- _Text provided_:
— begin —
Presented by Chevrolet


By Nick Greenizan

Penticton Vees forward Jackson Nieuwendyk was only four years old when his dad Joe retired from playing in the National Hockey League after a nearly 20-year career spent with five teams, so it’s no surprise that he doesn’t remember ever seeing his dad play.

But while his memory is foggy when it comes to seeing him on the ice – Joe was a member of the New Jersey Devils when his son was born, and then capped his career with one season in Toronto and two more with the Florida Panthers – Jackson, who grew up in the Dallas area, still saw plenty of the NHL as a kid and was old enough to remember it.

“I brought him around the locker room, but he was really young and doesn’t remember those things,” said Joe. “After I retired and was working with the [Dallas] Stars, I’d bring him down to the locker room so he could meet Sidney Crosby, or Pavel Datsyuk, Zdeno Chara – so he was around it.”

Jackson also fondly remembered attending the 2014 Winter Classic at Michigan Stadium, where his dad played in the alumni game before the Leafs and Red Wings squared off.

“Seeing that, watching him play at the Big House, that was pretty cool,” he said. “It was really special that my dad played in the NHL for a long time, and growing up, getting the chance to see things like that, it’s really cool. I definitely think it increased my love for the game.”

Jackson was also nine years old when his dad was inducted into the Hockey Hall of Fame. A two-time Olympian, the elder Nieuwendyk won Olympic gold with Team Canada in 2002, and is one of only 11 NHL players in league history to win Stanley Cups with three teams – Calgary in 1989, Dallas in 1999 and New Jersey in 2003. He finished his career with 1,126 points in 1,257 games.

Despite having one of the all-time greats for a dad, Jackson has always been one to forge his own identity, or “cut his own path,” as his dad said.

“He never really pushed me,” said Jackson. “I personally just always enjoyed [playing hockey]. He never said ‘You have to do this’ or ‘You should do it this way.’ He kind of let me do things on my own, so I think I really developed a love for it myself.”
— end —
- _Provided data_:
— begin —
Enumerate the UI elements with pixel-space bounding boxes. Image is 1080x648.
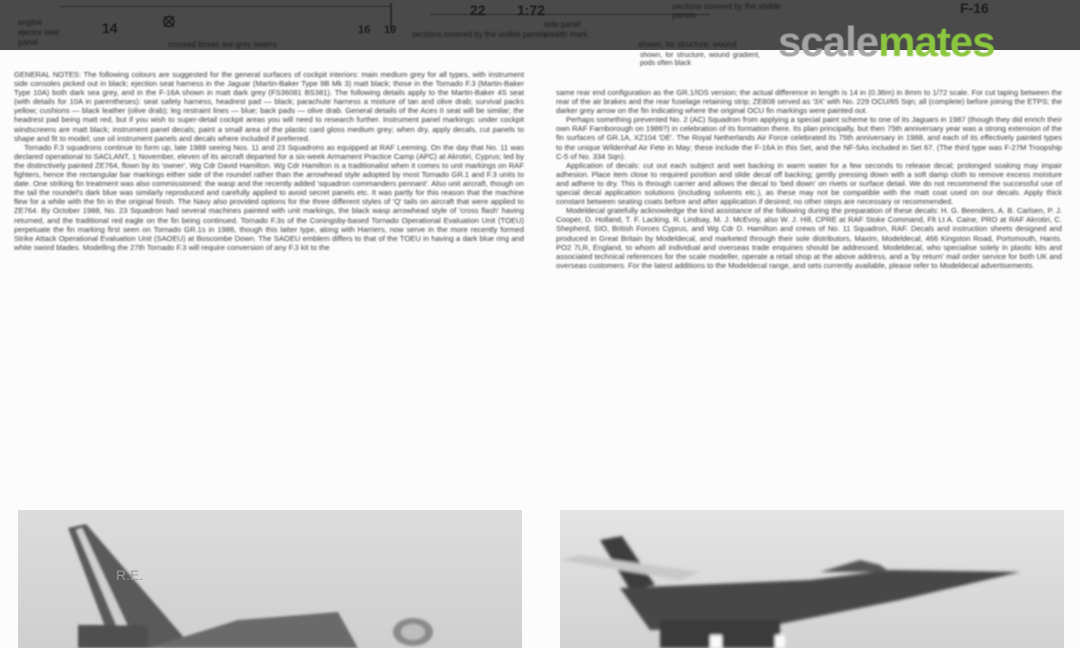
— end —
- _What to do_:
Write out the whole article on Jackson Nieuwendyk and his father word for word. You won't need the data for this.

- _Output_:
Presented by Chevrolet


By Nick Greenizan

Penticton Vees forward Jackson Nieuwendyk was only four years old when his dad Joe retired from playing in the National Hockey League after a nearly 20-year career spent with five teams, so it’s no surprise that he doesn’t remember ever seeing his dad play.

But while his memory is foggy when it comes to seeing him on the ice – Joe was a member of the New Jersey Devils when his son was born, and then capped his career with one season in Toronto and two more with the Florida Panthers – Jackson, who grew up in the Dallas area, still saw plenty of the NHL as a kid and was old enough to remember it.

“I brought him around the locker room, but he was really young and doesn’t remember those things,” said Joe. “After I retired and was working with the [Dallas] Stars, I’d bring him down to the locker room so he could meet Sidney Crosby, or Pavel Datsyuk, Zdeno Chara – so he was around it.”

Jackson also fondly remembered attending the 2014 Winter Classic at Michigan Stadium, where his dad played in the alumni game before the Leafs and Red Wings squared off.

“Seeing that, watching him play at the Big House, that was pretty cool,” he said. “It was really special that my dad played in the NHL for a long time, and growing up, getting the chance to see things like that, it’s really cool. I definitely think it increased my love for the game.”

Jackson was also nine years old when his dad was inducted into the Hockey Hall of Fame. A two-time Olympian, the elder Nieuwendyk won Olympic gold with Team Canada in 2002, and is one of only 11 NHL players in league history to win Stanley Cups with three teams – Calgary in 1989, Dallas in 1999 and New Jersey in 2003. He finished his career with 1,126 points in 1,257 games.

Despite having one of the all-time greats for a dad, Jackson has always been one to forge his own identity, or “cut his own path,” as his dad said.

“He never really pushed me,” said Jackson. “I personally just always enjoyed [playing hockey]. He never said ‘You have to do this’ or ‘You should do it this way.’ He kind of let me do things on my own, so I think I really developed a love for it myself.”